[Data entries]

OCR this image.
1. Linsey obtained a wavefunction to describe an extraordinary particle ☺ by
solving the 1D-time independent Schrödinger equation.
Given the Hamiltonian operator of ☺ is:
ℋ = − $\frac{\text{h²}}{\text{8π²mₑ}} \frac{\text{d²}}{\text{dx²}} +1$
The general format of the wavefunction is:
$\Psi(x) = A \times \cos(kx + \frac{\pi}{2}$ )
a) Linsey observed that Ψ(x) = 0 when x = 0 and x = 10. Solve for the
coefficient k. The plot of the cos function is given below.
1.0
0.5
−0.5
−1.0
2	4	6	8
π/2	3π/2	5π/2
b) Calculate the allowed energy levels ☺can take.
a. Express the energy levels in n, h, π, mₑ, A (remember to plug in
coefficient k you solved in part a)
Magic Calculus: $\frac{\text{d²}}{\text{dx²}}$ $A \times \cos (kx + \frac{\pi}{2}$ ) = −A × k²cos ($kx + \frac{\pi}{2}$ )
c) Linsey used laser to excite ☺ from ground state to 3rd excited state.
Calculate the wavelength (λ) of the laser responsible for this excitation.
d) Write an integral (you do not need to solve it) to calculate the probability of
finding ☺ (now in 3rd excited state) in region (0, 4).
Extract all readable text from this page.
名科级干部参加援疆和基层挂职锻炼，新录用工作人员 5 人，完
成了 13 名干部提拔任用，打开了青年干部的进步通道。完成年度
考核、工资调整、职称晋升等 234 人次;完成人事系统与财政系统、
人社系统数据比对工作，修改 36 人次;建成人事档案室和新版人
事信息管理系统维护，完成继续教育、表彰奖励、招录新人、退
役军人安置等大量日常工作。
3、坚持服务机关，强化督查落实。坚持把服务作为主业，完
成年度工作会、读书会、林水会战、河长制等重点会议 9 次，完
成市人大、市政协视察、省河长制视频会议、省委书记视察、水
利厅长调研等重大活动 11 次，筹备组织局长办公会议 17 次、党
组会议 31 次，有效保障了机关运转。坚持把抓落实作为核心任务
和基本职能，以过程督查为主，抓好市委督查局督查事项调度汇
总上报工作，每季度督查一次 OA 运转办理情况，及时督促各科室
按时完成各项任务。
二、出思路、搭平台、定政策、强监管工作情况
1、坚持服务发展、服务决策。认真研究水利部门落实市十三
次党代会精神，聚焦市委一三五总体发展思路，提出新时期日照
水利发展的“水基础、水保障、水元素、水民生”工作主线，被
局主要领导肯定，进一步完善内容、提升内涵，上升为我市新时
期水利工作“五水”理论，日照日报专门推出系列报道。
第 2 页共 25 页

* _YOUR GOAL_: Exactly and only the lines from the one containing "Extract all readable text from this page." through the end of the material are to be reproduced, both ends included.

* _ANSWER TO THIS PROBLEM_:
Extract all readable text from this page.
名科级干部参加援疆和基层挂职锻炼，新录用工作人员 5 人，完
成了 13 名干部提拔任用，打开了青年干部的进步通道。完成年度
考核、工资调整、职称晋升等 234 人次;完成人事系统与财政系统、
人社系统数据比对工作，修改 36 人次;建成人事档案室和新版人
事信息管理系统维护，完成继续教育、表彰奖励、招录新人、退
役军人安置等大量日常工作。
3、坚持服务机关，强化督查落实。坚持把服务作为主业，完
成年度工作会、读书会、林水会战、河长制等重点会议 9 次，完
成市人大、市政协视察、省河长制视频会议、省委书记视察、水
利厅长调研等重大活动 11 次，筹备组织局长办公会议 17 次、党
组会议 31 次，有效保障了机关运转。坚持把抓落实作为核心任务
和基本职能，以过程督查为主，抓好市委督查局督查事项调度汇
总上报工作，每季度督查一次 OA 运转办理情况，及时督促各科室
按时完成各项任务。
二、出思路、搭平台、定政策、强监管工作情况
1、坚持服务发展、服务决策。认真研究水利部门落实市十三
次党代会精神，聚焦市委一三五总体发展思路，提出新时期日照
水利发展的“水基础、水保障、水元素、水民生”工作主线，被
局主要领导肯定，进一步完善内容、提升内涵，上升为我市新时
期水利工作“五水”理论，日照日报专门推出系列报道。
第 2 页共 25 页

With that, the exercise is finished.